Problem statement :: Give the data below again, word for word.

(Extracted data entries)
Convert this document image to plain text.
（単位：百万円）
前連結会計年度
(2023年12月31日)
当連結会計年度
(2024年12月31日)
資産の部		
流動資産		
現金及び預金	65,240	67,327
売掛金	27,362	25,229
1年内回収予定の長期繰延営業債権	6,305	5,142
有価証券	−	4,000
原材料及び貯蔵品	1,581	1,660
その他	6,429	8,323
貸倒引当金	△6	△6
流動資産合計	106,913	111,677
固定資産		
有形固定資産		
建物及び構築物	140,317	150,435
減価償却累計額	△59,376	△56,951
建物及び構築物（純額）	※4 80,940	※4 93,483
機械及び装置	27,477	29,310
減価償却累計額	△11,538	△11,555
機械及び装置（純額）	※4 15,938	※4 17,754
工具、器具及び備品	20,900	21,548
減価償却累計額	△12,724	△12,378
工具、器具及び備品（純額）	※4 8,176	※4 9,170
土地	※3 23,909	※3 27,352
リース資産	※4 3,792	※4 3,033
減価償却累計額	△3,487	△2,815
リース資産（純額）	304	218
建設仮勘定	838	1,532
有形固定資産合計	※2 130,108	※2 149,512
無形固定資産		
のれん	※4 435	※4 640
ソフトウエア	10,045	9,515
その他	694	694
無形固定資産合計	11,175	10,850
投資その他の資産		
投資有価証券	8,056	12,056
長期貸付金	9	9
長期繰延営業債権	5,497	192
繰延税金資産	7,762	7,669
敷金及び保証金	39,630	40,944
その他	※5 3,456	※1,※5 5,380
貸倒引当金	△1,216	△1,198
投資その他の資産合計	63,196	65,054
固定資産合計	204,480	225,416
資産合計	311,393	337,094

Output for this exercise ::
Convert this document image to plain text.
（単位：百万円）
前連結会計年度
(2023年12月31日)
当連結会計年度
(2024年12月31日)
資産の部		
流動資産		
現金及び預金	65,240	67,327
売掛金	27,362	25,229
1年内回収予定の長期繰延営業債権	6,305	5,142
有価証券	−	4,000
原材料及び貯蔵品	1,581	1,660
その他	6,429	8,323
貸倒引当金	△6	△6
流動資産合計	106,913	111,677
固定資産		
有形固定資産		
建物及び構築物	140,317	150,435
減価償却累計額	△59,376	△56,951
建物及び構築物（純額）	※4 80,940	※4 93,483
機械及び装置	27,477	29,310
減価償却累計額	△11,538	△11,555
機械及び装置（純額）	※4 15,938	※4 17,754
工具、器具及び備品	20,900	21,548
減価償却累計額	△12,724	△12,378
工具、器具及び備品（純額）	※4 8,176	※4 9,170
土地	※3 23,909	※3 27,352
リース資産	※4 3,792	※4 3,033
減価償却累計額	△3,487	△2,815
リース資産（純額）	304	218
建設仮勘定	838	1,532
有形固定資産合計	※2 130,108	※2 149,512
無形固定資産		
のれん	※4 435	※4 640
ソフトウエア	10,045	9,515
その他	694	694
無形固定資産合計	11,175	10,850
投資その他の資産		
投資有価証券	8,056	12,056
長期貸付金	9	9
長期繰延営業債権	5,497	192
繰延税金資産	7,762	7,669
敷金及び保証金	39,630	40,944
その他	※5 3,456	※1,※5 5,380
貸倒引当金	△1,216	△1,198
投資その他の資産合計	63,196	65,054
固定資産合計	204,480	225,416
資産合計	311,393	337,094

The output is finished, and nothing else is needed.